**MATERIAL PROVIDED:**
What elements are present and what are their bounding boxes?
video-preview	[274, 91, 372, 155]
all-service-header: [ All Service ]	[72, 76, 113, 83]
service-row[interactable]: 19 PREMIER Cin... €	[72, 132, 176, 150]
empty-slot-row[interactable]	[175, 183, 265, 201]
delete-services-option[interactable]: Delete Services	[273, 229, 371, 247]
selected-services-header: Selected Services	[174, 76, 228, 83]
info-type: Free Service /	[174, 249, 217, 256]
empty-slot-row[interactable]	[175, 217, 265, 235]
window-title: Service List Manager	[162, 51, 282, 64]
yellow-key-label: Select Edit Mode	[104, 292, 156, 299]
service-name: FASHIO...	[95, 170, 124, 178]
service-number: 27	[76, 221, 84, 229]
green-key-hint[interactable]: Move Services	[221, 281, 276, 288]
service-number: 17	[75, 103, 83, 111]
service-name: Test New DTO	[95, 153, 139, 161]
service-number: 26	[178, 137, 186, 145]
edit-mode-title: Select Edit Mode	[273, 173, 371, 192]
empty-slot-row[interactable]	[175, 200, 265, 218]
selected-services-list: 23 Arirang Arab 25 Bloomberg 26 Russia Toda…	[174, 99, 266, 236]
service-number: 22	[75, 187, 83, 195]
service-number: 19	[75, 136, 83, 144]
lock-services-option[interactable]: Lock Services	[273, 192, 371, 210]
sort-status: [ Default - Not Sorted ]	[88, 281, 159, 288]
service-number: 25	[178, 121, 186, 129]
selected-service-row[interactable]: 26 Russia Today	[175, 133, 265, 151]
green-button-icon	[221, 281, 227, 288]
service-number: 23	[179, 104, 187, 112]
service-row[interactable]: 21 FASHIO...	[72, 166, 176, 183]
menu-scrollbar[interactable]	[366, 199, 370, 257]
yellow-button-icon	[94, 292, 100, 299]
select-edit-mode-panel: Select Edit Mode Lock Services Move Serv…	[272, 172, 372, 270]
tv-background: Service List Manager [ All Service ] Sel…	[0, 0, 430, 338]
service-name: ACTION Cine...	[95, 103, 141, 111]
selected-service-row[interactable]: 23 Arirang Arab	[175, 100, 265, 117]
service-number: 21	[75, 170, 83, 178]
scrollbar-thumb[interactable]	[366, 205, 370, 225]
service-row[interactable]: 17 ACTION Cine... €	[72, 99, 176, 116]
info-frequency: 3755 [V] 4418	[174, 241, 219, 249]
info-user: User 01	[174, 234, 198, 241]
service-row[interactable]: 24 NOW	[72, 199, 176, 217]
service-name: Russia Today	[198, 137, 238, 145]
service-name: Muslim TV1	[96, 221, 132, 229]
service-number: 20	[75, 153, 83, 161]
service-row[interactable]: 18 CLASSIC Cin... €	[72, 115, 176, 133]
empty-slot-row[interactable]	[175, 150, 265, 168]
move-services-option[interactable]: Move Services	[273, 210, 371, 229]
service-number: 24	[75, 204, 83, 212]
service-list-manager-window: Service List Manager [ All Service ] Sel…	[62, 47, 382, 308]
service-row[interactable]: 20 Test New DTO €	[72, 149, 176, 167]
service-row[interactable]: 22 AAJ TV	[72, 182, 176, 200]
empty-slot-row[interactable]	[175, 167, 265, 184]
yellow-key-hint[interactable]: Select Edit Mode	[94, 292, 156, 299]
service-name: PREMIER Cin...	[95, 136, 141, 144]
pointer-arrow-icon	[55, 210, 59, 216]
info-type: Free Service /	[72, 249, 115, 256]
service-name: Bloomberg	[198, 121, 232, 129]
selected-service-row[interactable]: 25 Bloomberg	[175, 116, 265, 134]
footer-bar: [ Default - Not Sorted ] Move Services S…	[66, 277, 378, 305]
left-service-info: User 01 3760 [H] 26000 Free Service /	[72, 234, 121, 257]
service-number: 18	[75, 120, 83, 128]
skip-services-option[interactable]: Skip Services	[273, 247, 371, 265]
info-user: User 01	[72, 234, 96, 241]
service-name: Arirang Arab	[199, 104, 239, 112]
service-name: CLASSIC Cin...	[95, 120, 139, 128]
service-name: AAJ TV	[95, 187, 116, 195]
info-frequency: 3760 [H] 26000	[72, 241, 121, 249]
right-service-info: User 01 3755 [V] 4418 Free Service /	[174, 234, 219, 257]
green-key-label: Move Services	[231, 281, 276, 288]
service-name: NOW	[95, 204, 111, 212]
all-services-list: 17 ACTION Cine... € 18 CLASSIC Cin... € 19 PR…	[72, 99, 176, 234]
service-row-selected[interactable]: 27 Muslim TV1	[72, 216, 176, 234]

**EXERCISE PROMPT:** Reproduce every line of the item above verbatim.

**RESULT BELOW:**
What elements are present and what are their bounding boxes?
video-preview	[274, 91, 372, 155]
all-service-header: [ All Service ]	[72, 76, 113, 83]
service-row[interactable]: 19 PREMIER Cin... €	[72, 132, 176, 150]
empty-slot-row[interactable]	[175, 183, 265, 201]
delete-services-option[interactable]: Delete Services	[273, 229, 371, 247]
selected-services-header: Selected Services	[174, 76, 228, 83]
info-type: Free Service /	[174, 249, 217, 256]
empty-slot-row[interactable]	[175, 217, 265, 235]
window-title: Service List Manager	[162, 51, 282, 64]
yellow-key-label: Select Edit Mode	[104, 292, 156, 299]
service-name: FASHIO...	[95, 170, 124, 178]
service-number: 27	[76, 221, 84, 229]
green-key-hint[interactable]: Move Services	[221, 281, 276, 288]
service-number: 17	[75, 103, 83, 111]
service-name: Test New DTO	[95, 153, 139, 161]
service-number: 26	[178, 137, 186, 145]
edit-mode-title: Select Edit Mode	[273, 173, 371, 192]
empty-slot-row[interactable]	[175, 200, 265, 218]
selected-services-list: 23 Arirang Arab 25 Bloomberg 26 Russia Toda…	[174, 99, 266, 236]
service-number: 22	[75, 187, 83, 195]
service-number: 19	[75, 136, 83, 144]
lock-services-option[interactable]: Lock Services	[273, 192, 371, 210]
sort-status: [ Default - Not Sorted ]	[88, 281, 159, 288]
service-number: 25	[178, 121, 186, 129]
selected-service-row[interactable]: 26 Russia Today	[175, 133, 265, 151]
green-button-icon	[221, 281, 227, 288]
service-number: 23	[179, 104, 187, 112]
service-row[interactable]: 21 FASHIO...	[72, 166, 176, 183]
menu-scrollbar[interactable]	[366, 199, 370, 257]
yellow-button-icon	[94, 292, 100, 299]
select-edit-mode-panel: Select Edit Mode Lock Services Move Serv…	[272, 172, 372, 270]
tv-background: Service List Manager [ All Service ] Sel…	[0, 0, 430, 338]
service-name: ACTION Cine...	[95, 103, 141, 111]
selected-service-row[interactable]: 23 Arirang Arab	[175, 100, 265, 117]
service-number: 21	[75, 170, 83, 178]
scrollbar-thumb[interactable]	[366, 205, 370, 225]
service-row[interactable]: 17 ACTION Cine... €	[72, 99, 176, 116]
info-frequency: 3755 [V] 4418	[174, 241, 219, 249]
info-user: User 01	[174, 234, 198, 241]
service-row[interactable]: 24 NOW	[72, 199, 176, 217]
service-name: Russia Today	[198, 137, 238, 145]
service-name: Muslim TV1	[96, 221, 132, 229]
service-number: 20	[75, 153, 83, 161]
service-row[interactable]: 18 CLASSIC Cin... €	[72, 115, 176, 133]
empty-slot-row[interactable]	[175, 150, 265, 168]
move-services-option[interactable]: Move Services	[273, 210, 371, 229]
service-number: 24	[75, 204, 83, 212]
service-list-manager-window: Service List Manager [ All Service ] Sel…	[62, 47, 382, 308]
service-row[interactable]: 20 Test New DTO €	[72, 149, 176, 167]
service-row[interactable]: 22 AAJ TV	[72, 182, 176, 200]
empty-slot-row[interactable]	[175, 167, 265, 184]
yellow-key-hint[interactable]: Select Edit Mode	[94, 292, 156, 299]
service-name: PREMIER Cin...	[95, 136, 141, 144]
pointer-arrow-icon	[55, 210, 59, 216]
info-type: Free Service /	[72, 249, 115, 256]
service-name: Bloomberg	[198, 121, 232, 129]
selected-service-row[interactable]: 25 Bloomberg	[175, 116, 265, 134]
footer-bar: [ Default - Not Sorted ] Move Services S…	[66, 277, 378, 305]
left-service-info: User 01 3760 [H] 26000 Free Service /	[72, 234, 121, 257]
service-number: 18	[75, 120, 83, 128]
skip-services-option[interactable]: Skip Services	[273, 247, 371, 265]
info-user: User 01	[72, 234, 96, 241]
service-name: Arirang Arab	[199, 104, 239, 112]
service-name: CLASSIC Cin...	[95, 120, 139, 128]
service-name: AAJ TV	[95, 187, 116, 195]
info-frequency: 3760 [H] 26000	[72, 241, 121, 249]
right-service-info: User 01 3755 [V] 4418 Free Service /	[174, 234, 219, 257]
green-key-label: Move Services	[231, 281, 276, 288]
service-name: NOW	[95, 204, 111, 212]
all-services-list: 17 ACTION Cine... € 18 CLASSIC Cin... € 19 PR…	[72, 99, 176, 234]
service-row-selected[interactable]: 27 Muslim TV1	[72, 216, 176, 234]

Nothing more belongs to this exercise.